#### The input

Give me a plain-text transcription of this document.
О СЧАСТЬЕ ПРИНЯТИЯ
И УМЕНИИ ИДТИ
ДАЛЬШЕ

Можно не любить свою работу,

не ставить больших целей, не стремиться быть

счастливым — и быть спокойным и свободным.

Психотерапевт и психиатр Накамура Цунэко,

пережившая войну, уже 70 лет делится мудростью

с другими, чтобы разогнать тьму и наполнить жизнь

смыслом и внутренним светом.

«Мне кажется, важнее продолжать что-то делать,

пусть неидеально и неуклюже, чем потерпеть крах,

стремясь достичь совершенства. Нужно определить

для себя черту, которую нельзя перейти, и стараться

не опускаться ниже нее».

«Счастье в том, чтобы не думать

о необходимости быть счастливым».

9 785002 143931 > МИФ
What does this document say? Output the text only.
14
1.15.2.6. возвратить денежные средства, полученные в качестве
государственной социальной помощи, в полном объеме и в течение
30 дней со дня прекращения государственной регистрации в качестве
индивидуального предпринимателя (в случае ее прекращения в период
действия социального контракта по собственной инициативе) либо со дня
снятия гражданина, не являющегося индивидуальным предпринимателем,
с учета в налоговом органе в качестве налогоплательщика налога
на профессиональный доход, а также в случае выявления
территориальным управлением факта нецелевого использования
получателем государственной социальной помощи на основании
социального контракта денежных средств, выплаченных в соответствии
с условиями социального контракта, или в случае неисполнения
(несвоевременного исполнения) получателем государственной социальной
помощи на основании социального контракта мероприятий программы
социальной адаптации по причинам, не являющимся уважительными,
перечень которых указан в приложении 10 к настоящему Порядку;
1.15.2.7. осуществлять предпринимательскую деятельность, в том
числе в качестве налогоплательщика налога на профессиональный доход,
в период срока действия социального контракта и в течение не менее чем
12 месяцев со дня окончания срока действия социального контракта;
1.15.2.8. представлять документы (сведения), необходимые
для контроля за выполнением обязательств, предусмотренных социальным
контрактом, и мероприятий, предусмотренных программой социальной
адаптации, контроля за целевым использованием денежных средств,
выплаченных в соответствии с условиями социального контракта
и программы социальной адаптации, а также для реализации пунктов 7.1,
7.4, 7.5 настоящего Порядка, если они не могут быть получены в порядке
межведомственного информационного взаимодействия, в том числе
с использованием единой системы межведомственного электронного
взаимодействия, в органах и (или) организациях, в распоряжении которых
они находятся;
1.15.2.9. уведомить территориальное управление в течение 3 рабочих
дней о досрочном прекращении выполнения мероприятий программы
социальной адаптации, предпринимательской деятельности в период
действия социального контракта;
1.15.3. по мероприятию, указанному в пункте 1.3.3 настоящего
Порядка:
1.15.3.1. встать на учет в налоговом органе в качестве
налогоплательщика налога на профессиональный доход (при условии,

#### Work to be completed
The entries above must be returned in full, exactly as shown.

#### Exercise result
Give me a plain-text transcription of this document.
О СЧАСТЬЕ ПРИНЯТИЯ
И УМЕНИИ ИДТИ
ДАЛЬШЕ

Можно не любить свою работу,

не ставить больших целей, не стремиться быть

счастливым — и быть спокойным и свободным.

Психотерапевт и психиатр Накамура Цунэко,

пережившая войну, уже 70 лет делится мудростью

с другими, чтобы разогнать тьму и наполнить жизнь

смыслом и внутренним светом.

«Мне кажется, важнее продолжать что-то делать,

пусть неидеально и неуклюже, чем потерпеть крах,

стремясь достичь совершенства. Нужно определить

для себя черту, которую нельзя перейти, и стараться

не опускаться ниже нее».

«Счастье в том, чтобы не думать

о необходимости быть счастливым».

9 785002 143931 > МИФ
What does this document say? Output the text only.
14
1.15.2.6. возвратить денежные средства, полученные в качестве
государственной социальной помощи, в полном объеме и в течение
30 дней со дня прекращения государственной регистрации в качестве
индивидуального предпринимателя (в случае ее прекращения в период
действия социального контракта по собственной инициативе) либо со дня
снятия гражданина, не являющегося индивидуальным предпринимателем,
с учета в налоговом органе в качестве налогоплательщика налога
на профессиональный доход, а также в случае выявления
территориальным управлением факта нецелевого использования
получателем государственной социальной помощи на основании
социального контракта денежных средств, выплаченных в соответствии
с условиями социального контракта, или в случае неисполнения
(несвоевременного исполнения) получателем государственной социальной
помощи на основании социального контракта мероприятий программы
социальной адаптации по причинам, не являющимся уважительными,
перечень которых указан в приложении 10 к настоящему Порядку;
1.15.2.7. осуществлять предпринимательскую деятельность, в том
числе в качестве налогоплательщика налога на профессиональный доход,
в период срока действия социального контракта и в течение не менее чем
12 месяцев со дня окончания срока действия социального контракта;
1.15.2.8. представлять документы (сведения), необходимые
для контроля за выполнением обязательств, предусмотренных социальным
контрактом, и мероприятий, предусмотренных программой социальной
адаптации, контроля за целевым использованием денежных средств,
выплаченных в соответствии с условиями социального контракта
и программы социальной адаптации, а также для реализации пунктов 7.1,
7.4, 7.5 настоящего Порядка, если они не могут быть получены в порядке
межведомственного информационного взаимодействия, в том числе
с использованием единой системы межведомственного электронного
взаимодействия, в органах и (или) организациях, в распоряжении которых
они находятся;
1.15.2.9. уведомить территориальное управление в течение 3 рабочих
дней о досрочном прекращении выполнения мероприятий программы
социальной адаптации, предпринимательской деятельности в период
действия социального контракта;
1.15.3. по мероприятию, указанному в пункте 1.3.3 настоящего
Порядка:
1.15.3.1. встать на учет в налоговом органе в качестве
налогоплательщика налога на профессиональный доход (при условии,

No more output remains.